__Görev listesi__
(A) Kaynak metinde "üzerine bitmez tükenmez" ile "baştan aşağı çarpıtılmasıdır." arasındaki bölümü, iki ifade de dahil olmak üzere, hiç değiştirmeden geri verin.
(B) Kaynak metne göre Zinovyev'in annesi bireysel çiftçiliğe dönmeyi neden istemiyordu? Bir ila üç cümleyle açıklayın.

__Kaynak metin__
+++

Günümüzde sözde “köylülüğü yıkıma uğratmış” olan kolektivizasyonu mahkum etmek
pek modadır. Ama Zinovyev annesine bireysel çifçiliğe dönmeyi arzulayıp
arzulamadığını sorduğunu hatırlar. Annesi ona “hayır” demişti. Neden?
Zinovyev’in hatırladığına göre onun cevabı şu anlama geliyordu: “Çünkü
kolektivizasyonun köylülere getirdiği bütün zorluklara rağmen, köylüleri ağır
çalışmadan ve devrimden önce köyleri düzenli aralıklarla vuran kıtlık
tehdidinden kurtardı. Köyde çok sayıda yeni meslekler ve bunlarla birlikte
kültür ve eğitim gelişti. Bu şaşkınlık verici bir çelişkidir: maddi ve diğer
sıkıntıların beraberinde büyük kültürel yaşama katılma imkanı.”
Peki “Stalin’in eziyetleri”? Günümüzde Soljenitsin’in “Gulag Takımadaları”
üzerine bitmez tükenmez konuşmalarla “dönemin atmosferini resmetmek” de pek
modadır. Adanmış bir anti-komünist Karaulov’un kendisiyle gerçekleştirdiği bir
TV röportajında Soljenitsin’den 60-80 milyon ölüm olduğu iddiasını
alıntıladığında Zinovyev’in cevabı şu olmuştu:
” ‘Gulag Takımadaları’ kitabı Sovyet tarihinin baştan aşağı çarpıtılmasıdır.
Buna göre, bir tarafta Stalin ve diğer canavar yöneticiler diğer tarafta ise
kurbanlar vardır. Sanki hiçbir büyük devrim, hiçbir büyük ilerleme olmamıştır.
Evet baskılar olmuştur ve 3 milyon kadar insan bunun kurbanı olmuştur. Bu küçük
bir sayı mı? Hayır, ama Batı’nın ilk günlerinden itibaren savaş açtığı ve sonuna
kadar bir an bile durmaksızın bu savaşını sürdürdüğü bir büyük devrim göz önünde
bulundurulduğunda o kadar da büyük değil… Günümüzde olgular hep gözden
kaçırılıyor. Yine de herhangi bir bölgeyi seçin ve orada yaşanan değişimleri
inceleyin. Belli sayıda insan baskıya mağruz kalmıştır, ama acaba aynı yerde kaç
kişi öğretmen, doktor, bilim adamı, subay olmuştur? Baskı kurbanlarına göre çok
daha büyük bir sayı elde edersiniz. Yüzlerce katı!”

+++

[Bir sayfa düzeni işaretleme setinden alıntılar]
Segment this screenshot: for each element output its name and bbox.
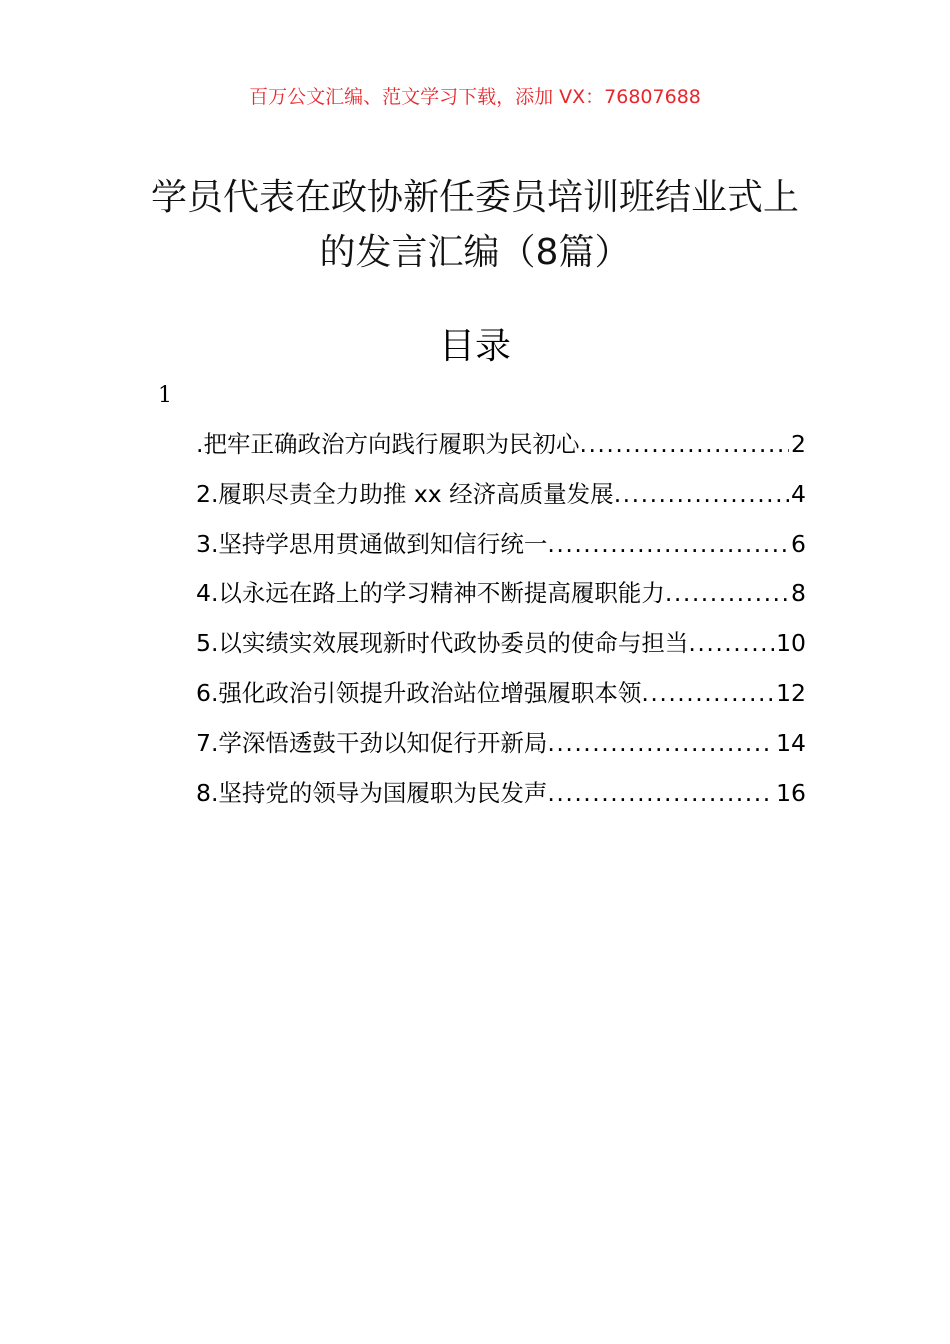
toc-entry-7[interactable] xyxy=(196,723,806,773)
watermark-header: 百万公文汇编、范文学习下载，添加 VX：76807688 xyxy=(249,86,701,108)
toc-entry-page: 8 xyxy=(791,579,806,608)
toc-entry-4[interactable] xyxy=(196,573,806,623)
toc-dot-leader xyxy=(547,524,789,564)
toc-entry-5[interactable] xyxy=(196,623,806,673)
document-title xyxy=(130,170,820,280)
toc-entry-title: 4.以永远在路上的学习精神不断提高履职能力 xyxy=(196,579,665,608)
toc-entry-title: 7.学深悟透鼓干劲以知促行开新局 xyxy=(196,728,548,757)
stray-page-number: 1 xyxy=(158,383,172,408)
toc-dot-leader xyxy=(579,424,789,464)
toc-entry-page: 6 xyxy=(791,529,806,558)
toc-dot-leader xyxy=(641,673,774,713)
toc-entry-title: 3.坚持学思用贯通做到知信行统一 xyxy=(196,529,548,558)
toc-entry-title: 2.履职尽责全力助推 xx 经济高质量发展 xyxy=(196,479,614,508)
toc-entry-3[interactable] xyxy=(196,524,806,574)
toc-entry-page: 12 xyxy=(776,678,806,707)
document-title-line-2: 的发言汇编（8篇） xyxy=(319,232,631,273)
toc-entry-page: 2 xyxy=(791,430,806,458)
toc-entry-8[interactable] xyxy=(196,773,806,823)
toc-dot-leader xyxy=(665,573,789,613)
table-of-contents xyxy=(196,424,806,822)
toc-entry-title: .把牢正确政治方向践行履职为民初心 xyxy=(196,430,580,458)
toc-entry-page: 14 xyxy=(776,728,806,757)
toc-entry-title: 5.以实绩实效展现新时代政协委员的使命与担当 xyxy=(196,629,689,658)
toc-entry-title: 6.强化政治引领提升政治站位增强履职本领 xyxy=(196,678,642,707)
toc-entry-title: 8.坚持党的领导为国履职为民发声 xyxy=(196,778,548,807)
toc-dot-leader xyxy=(547,723,774,763)
toc-dot-leader xyxy=(547,773,774,813)
document-title-line-1: 学员代表在政协新任委员培训班结业式上 xyxy=(150,177,799,218)
toc-heading: 目录 xyxy=(438,326,511,367)
toc-entry-page: 4 xyxy=(791,479,806,508)
toc-entry-1[interactable] xyxy=(196,424,806,474)
toc-entry-page: 10 xyxy=(776,629,806,658)
toc-entry-page: 16 xyxy=(776,778,806,807)
toc-dot-leader xyxy=(688,623,774,663)
toc-entry-2[interactable] xyxy=(196,474,806,524)
toc-entry-6[interactable] xyxy=(196,673,806,723)
toc-dot-leader xyxy=(614,474,789,514)
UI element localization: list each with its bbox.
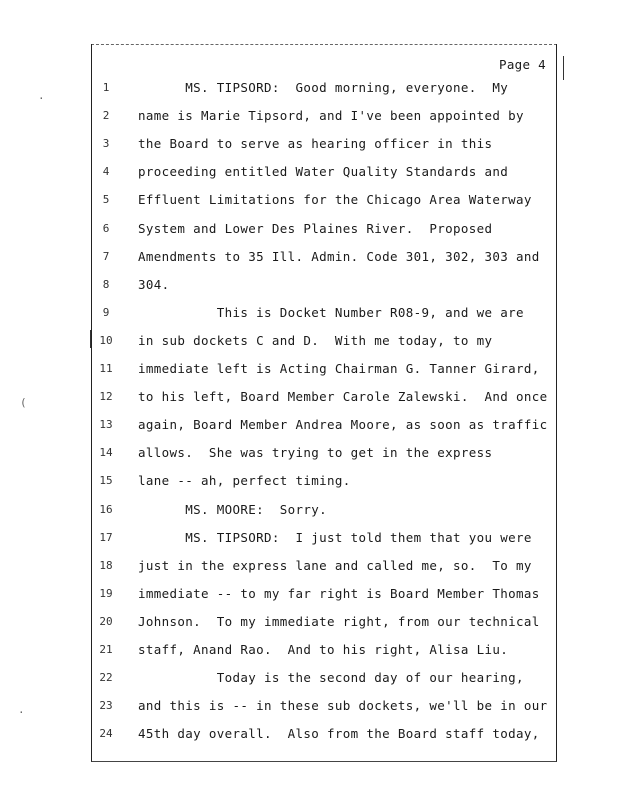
transcript-line: staff, Anand Rao. And to his right, Alisa Liu. [138,642,509,657]
transcript-line: immediate left is Acting Chairman G. Tanner Girard, [138,361,540,376]
transcript-line: proceeding entitled Water Quality Standards and [138,164,509,180]
transcript-line: again, Board Member Andrea Moore, as soon as traffic [138,417,548,433]
line-number: 12 [99,390,113,404]
transcript-line: Effluent Limitations for the Chicago Area Waterway [138,192,532,208]
line-number: 8 [102,277,110,291]
line-number: 14 [99,446,113,460]
line-number: 24 [99,727,113,741]
line-number: 21 [99,643,113,656]
line-number: 9 [102,305,110,319]
transcript-line: immediate -- to my far right is Board Member Thomas [138,585,540,601]
line-number: 3 [102,137,110,151]
line-number: 22 [99,671,113,685]
transcript-line: Amendments to 35 Ill. Admin. Code 301, 302, 303 and [138,248,540,264]
transcript-line: Today is the second day of our hearing, [138,670,524,686]
line-number: 17 [99,530,113,544]
transcript-line: 45th day overall. Also from the Board staff today, [138,726,540,742]
margin-speck: · [38,92,45,105]
line-number: 1 [102,81,110,94]
transcript-line: lane -- ah, perfect timing. [138,473,351,489]
line-number: 18 [99,558,113,572]
margin-tick [90,330,91,348]
margin-speck: · [18,706,25,719]
transcript-line: MS. TIPSORD: Good morning, everyone. My [138,80,509,95]
line-number: 16 [99,502,113,516]
line-number: 13 [99,418,113,432]
transcript-line: System and Lower Des Plaines River. Proposed [138,220,493,236]
transcript-line: to his left, Board Member Carole Zalewski. And once [138,389,548,405]
line-number: 7 [102,249,110,263]
transcript-line: the Board to serve as hearing officer in this [138,136,493,152]
transcript-line: Johnson. To my immediate right, from our technical [138,613,540,629]
transcript-line: allows. She was trying to get in the express [138,445,493,461]
margin-speck: ( [20,396,27,409]
line-number: 5 [102,193,110,207]
line-number: 11 [99,362,113,375]
line-number: 6 [102,221,110,235]
transcript-line: just in the express lane and called me, so. To my [138,557,532,573]
line-number: 20 [99,614,113,628]
page-number: Page 4 [499,57,546,72]
transcript-line: name is Marie Tipsord, and I've been appointed by [138,108,524,124]
line-number: 19 [99,586,113,600]
transcript-line: MS. MOORE: Sorry. [138,501,328,517]
transcript-line: 304. [138,276,170,292]
transcript-line: MS. TIPSORD: I just told them that you were [138,529,532,545]
line-number: 2 [102,109,110,123]
transcript-line: in sub dockets C and D. With me today, to my [138,332,493,348]
line-number: 10 [99,333,113,347]
line-number: 23 [99,699,113,713]
line-number: 15 [99,474,113,488]
line-number: 4 [102,165,110,179]
margin-tick [563,56,564,80]
transcript-line: and this is -- in these sub dockets, we'll be in our [138,698,548,714]
transcript-line: This is Docket Number R08-9, and we are [138,304,524,320]
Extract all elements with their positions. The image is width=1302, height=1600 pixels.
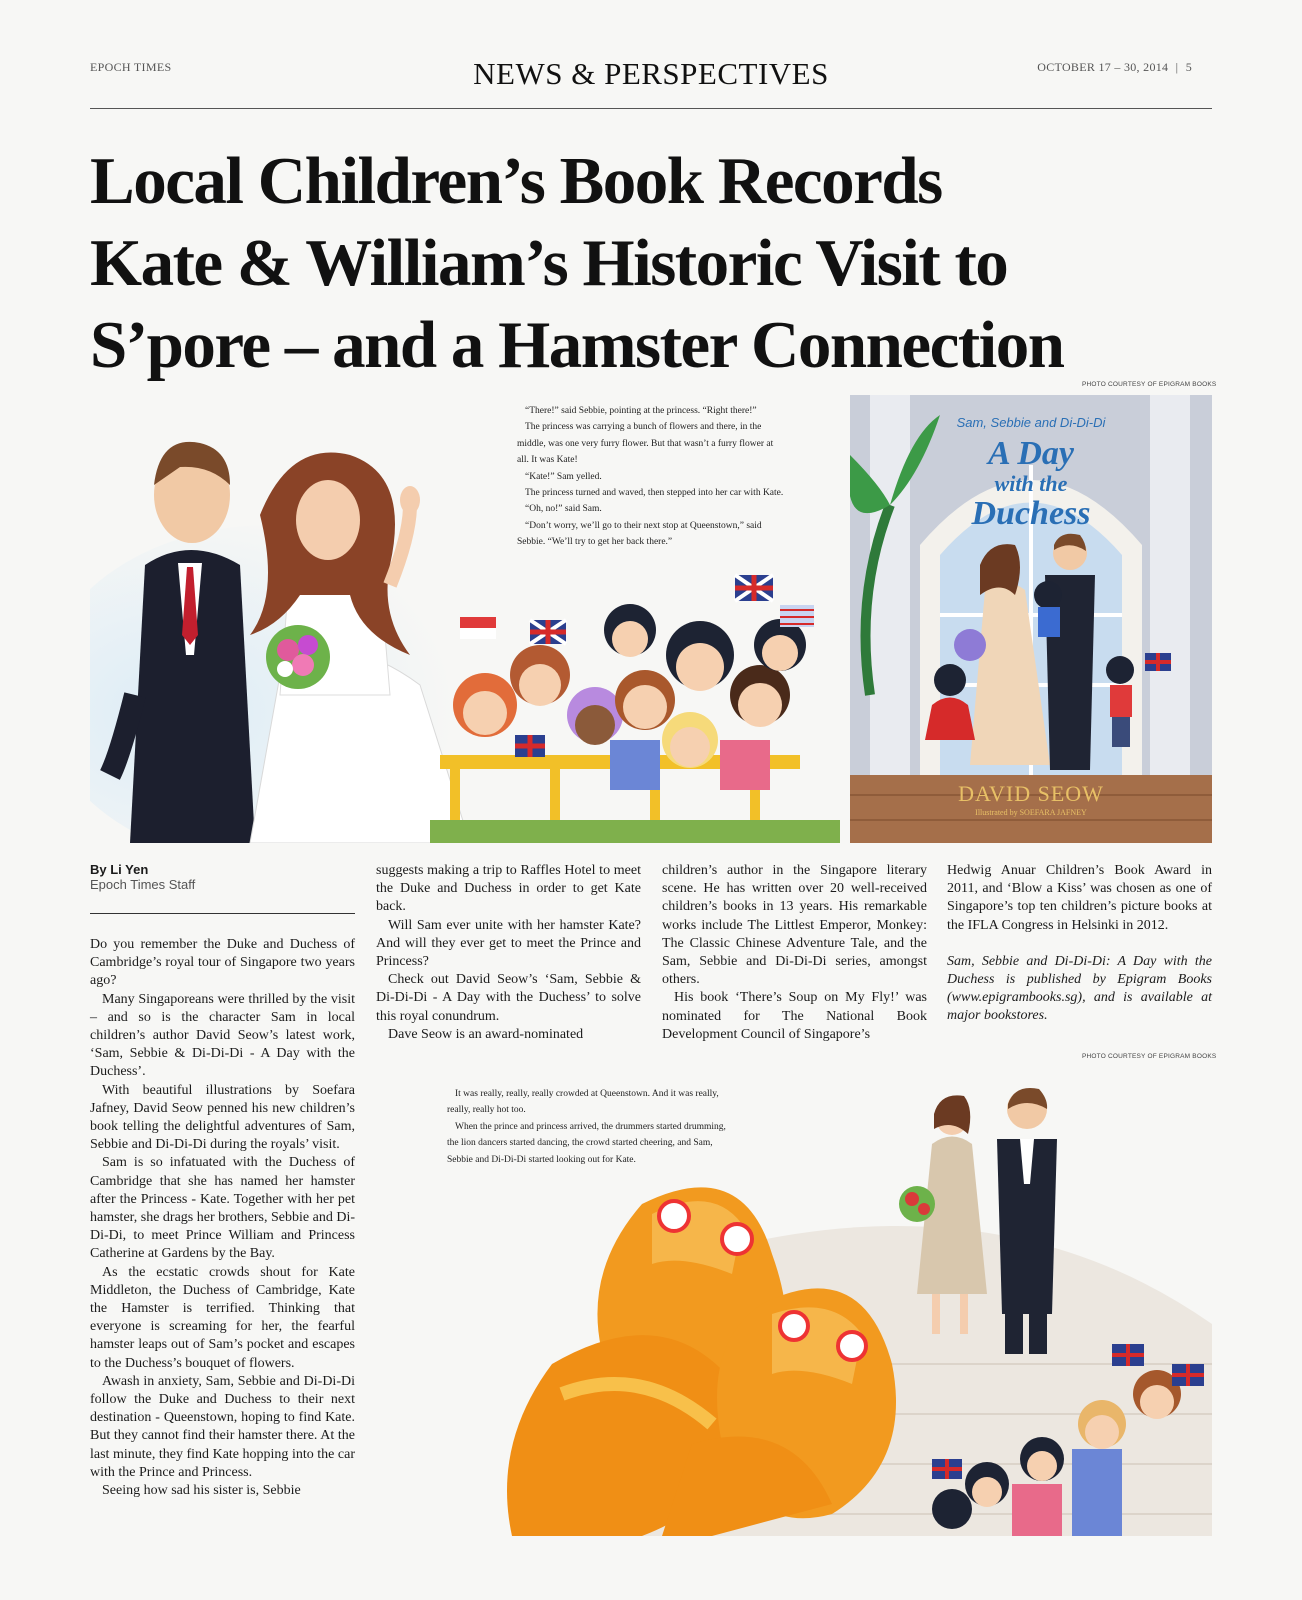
byline [90,862,355,892]
issue-date-text: OCTOBER 17 – 30, 2014 [1037,60,1169,74]
photo-credit-cover: PHOTO COURTESY OF EPIGRAM BOOKS [1082,381,1217,388]
article-paragraph: children’s author in the Singapore literary scene. He has written over 20 well-received children’s books in 13 years. His remarkable works include The Littlest Emperor, Monkey: The Classic Chinese Adventure Tale, and the Sam, Sebbie and Di-Di-Di series, amongst others. [662,863,927,988]
byline-author: By Li Yen [90,862,149,877]
article-column-2 [376,862,641,1044]
illustration-lion-dance [412,1064,1212,1536]
book-cover-illustrator: Illustrated by SOEFARA JAFNEY [975,808,1087,817]
article-paragraph: Seeing how sad his sister is, Sebbie [102,1483,301,1499]
illustration-2-excerpt [447,1086,727,1168]
section-title: NEWS & PERSPECTIVES [473,56,829,91]
article-paragraph: suggests making a trip to Raffles Hotel to meet the Duke and Duchess in order to get Kate back. [376,863,641,915]
excerpt-1-para: “Oh, no!” said Sam. [525,504,602,515]
book-cover-title-line-3: Duchess [971,495,1091,532]
book-cover [850,395,1212,843]
excerpt-2-para: It was really, really, really crowded at Queenstown. And it was really, really, really hot too. [447,1089,719,1116]
illustration-royal-walkabout [90,395,840,843]
excerpt-1-para: “There!” said Sebbie, pointing at the princess. “Right there!” [525,406,757,416]
article-paragraph: Hedwig Anuar Children’s Book Award in 2011, and ‘Blow a Kiss’ was chosen as one of Singapore’s top ten children’s picture books at the IFLA Congress in Helsinki in 2012. [947,863,1212,933]
byline-role: Epoch Times Staff [90,877,196,892]
article-paragraph: Many Singaporeans were thrilled by the visit – and so is the character Sam in local children’s author David Seow’s latest work, ‘Sam, Sebbie & Di-Di-Di - A Day with the Duchess’. [90,991,355,1080]
article-paragraph: His book ‘There’s Soup on My Fly!’ was nominated for The National Book Development Council of Singapore’s [662,990,927,1042]
article-paragraph: Check out David Seow’s ‘Sam, Sebbie & Di-Di-Di - A Day with the Duchess’ to solve this royal conundrum. [376,972,641,1024]
article-paragraph: Sam is so infatuated with the Duchess of Cambridge that she has named her hamster after the Princess - Kate. Together with her pet hamster, she drags her brothers, Sebbie and Di-Di-Di, to meet Prince William and Princess Catherine at Gardens by the Bay. [90,1155,355,1262]
masthead-rule [90,108,1212,109]
article-paragraph: With beautiful illustrations by Soefara Jafney, David Seow penned his new children’s book telling the delightful adventures of Sam, Sebbie and Di-Di-Di during the royals’ visit. [90,1082,355,1153]
excerpt-1-para: “Kate!” Sam yelled. [525,471,602,482]
illustration-1-excerpt [517,403,787,551]
publication-note: Sam, Sebbie and Di-Di-Di: A Day with the Duchess is published by Epigram Books (www.epigrambooks.sg), and is available at major bookstores. [947,953,1212,1024]
excerpt-1-para: The princess turned and waved, then stepped into her car with Kate. [525,488,784,499]
article-paragraph: Dave Seow is an award-nominated [388,1026,584,1042]
page-number: 5 [1185,60,1192,74]
article-column-4 [947,862,1212,1026]
headline [90,140,1190,386]
book-cover-series: Sam, Sebbie and Di-Di-Di [956,415,1106,430]
excerpt-1-para: “Don’t worry, we’ll go to their next stop at Queenstown,” said Sebbie. “We’ll try to get her back there.” [517,520,762,548]
article-column-3 [662,862,927,1044]
article-paragraph: Will Sam ever unite with her hamster Kate? And will they ever get to meet the Prince and Princess? [376,917,641,970]
photo-credit-bottom: PHOTO COURTESY OF EPIGRAM BOOKS [1082,1053,1217,1060]
issue-date: OCTOBER 17 – 30, 2014 | 5 [1037,60,1192,74]
book-cover-title [850,435,1212,532]
publication-name: EPOCH TIMES [90,60,172,74]
byline-rule [90,913,355,914]
book-cover-author: DAVID SEOW [958,781,1104,806]
headline-line-1: Local Children’s Book Records [90,144,942,218]
article-paragraph: Awash in anxiety, Sam, Sebbie and Di-Di-Di follow the Duke and Duchess to their next destination - Queenstown, hoping to find Kate. But they cannot find their hamster there. At the last minute, they find Kate hopping into the car with the Prince and Princess. [90,1373,355,1480]
excerpt-2-para: When the prince and princess arrived, the drummers started drumming, the lion dancers started dancing, the crowd started cheering, and Sam, Sebbie and Di-Di-Di started looking out for Kate. [447,1121,726,1165]
article-paragraph: As the ecstatic crowds shout for Kate Middleton, the Duchess of Cambridge, Kate the Hamster is terrified. Thinking that everyone is screaming for her, the fearful hamster leaps out of Sam’s pocket and escapes to the Duchess’s bouquet of flowers. [90,1264,355,1371]
excerpt-1-para: The princess was carrying a bunch of flowers and there, in the middle, was one very furry flower. But that wasn’t a furry flower at all. It was Kate! [517,422,774,466]
article-column-1 [90,936,355,1500]
book-cover-title-line-1: A Day [988,435,1074,472]
book-cover-title-line-2: with the [994,471,1068,496]
headline-line-2: Kate & William’s Historic Visit to [90,226,1008,300]
article-paragraph: Do you remember the Duke and Duchess of Cambridge’s royal tour of Singapore two years ago? [90,937,355,989]
headline-line-3: S’pore – and a Hamster Connection [90,308,1064,382]
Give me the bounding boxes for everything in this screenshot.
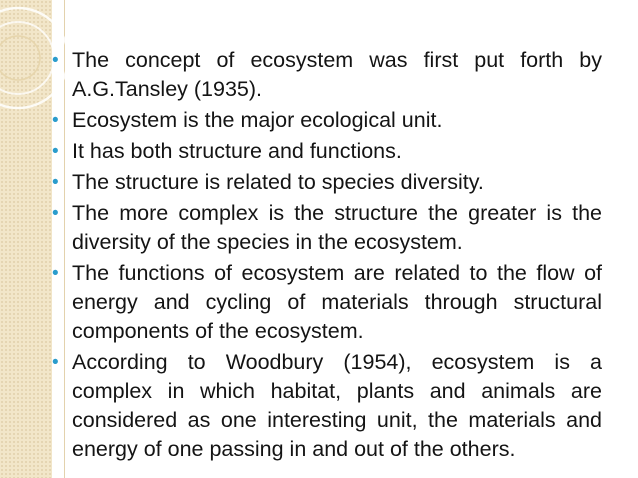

+++

__Görev yanıtları__
(A)
üzerine bitmez tükenmez konuşmalarla “dönemin atmosferini resmetmek” de pek
modadır. Adanmış bir anti-komünist Karaulov’un kendisiyle gerçekleştirdiği bir
TV röportajında Soljenitsin’den 60-80 milyon ölüm olduğu iddiasını
alıntıladığında Zinovyev’in cevabı şu olmuştu:
” ‘Gulag Takımadaları’ kitabı Sovyet tarihinin baştan aşağı çarpıtılmasıdır.

(B) Kolektivizasyon köylülere zorluklar getirmişti. Buna rağmen onları ağır çalışmadan ve devrimden önce köyleri düzenli aralıklarla vuran kıtlık tehdidinden kurtarmıştı. Ayrıca köyde çok sayıda yeni meslek ortaya çıkmış, bunlarla birlikte kültür ve eğitim gelişmişti.